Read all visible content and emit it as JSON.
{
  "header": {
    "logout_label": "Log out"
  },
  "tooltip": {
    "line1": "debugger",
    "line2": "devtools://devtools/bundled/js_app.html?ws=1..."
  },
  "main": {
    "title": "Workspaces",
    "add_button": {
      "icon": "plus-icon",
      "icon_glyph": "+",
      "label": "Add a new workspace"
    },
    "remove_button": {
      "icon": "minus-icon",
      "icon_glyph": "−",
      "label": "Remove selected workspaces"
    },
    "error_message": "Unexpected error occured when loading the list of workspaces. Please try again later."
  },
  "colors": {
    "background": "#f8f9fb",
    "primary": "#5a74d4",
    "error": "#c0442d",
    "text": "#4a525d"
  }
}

**The request:** Every record shown above must be echoed exactly.

**Output below:**
Read all visible content and emit it as JSON.
{
  "header": {
    "logout_label": "Log out"
  },
  "tooltip": {
    "line1": "debugger",
    "line2": "devtools://devtools/bundled/js_app.html?ws=1..."
  },
  "main": {
    "title": "Workspaces",
    "add_button": {
      "icon": "plus-icon",
      "icon_glyph": "+",
      "label": "Add a new workspace"
    },
    "remove_button": {
      "icon": "minus-icon",
      "icon_glyph": "−",
      "label": "Remove selected workspaces"
    },
    "error_message": "Unexpected error occured when loading the list of workspaces. Please try again later."
  },
  "colors": {
    "background": "#f8f9fb",
    "primary": "#5a74d4",
    "error": "#c0442d",
    "text": "#4a525d"
  }
}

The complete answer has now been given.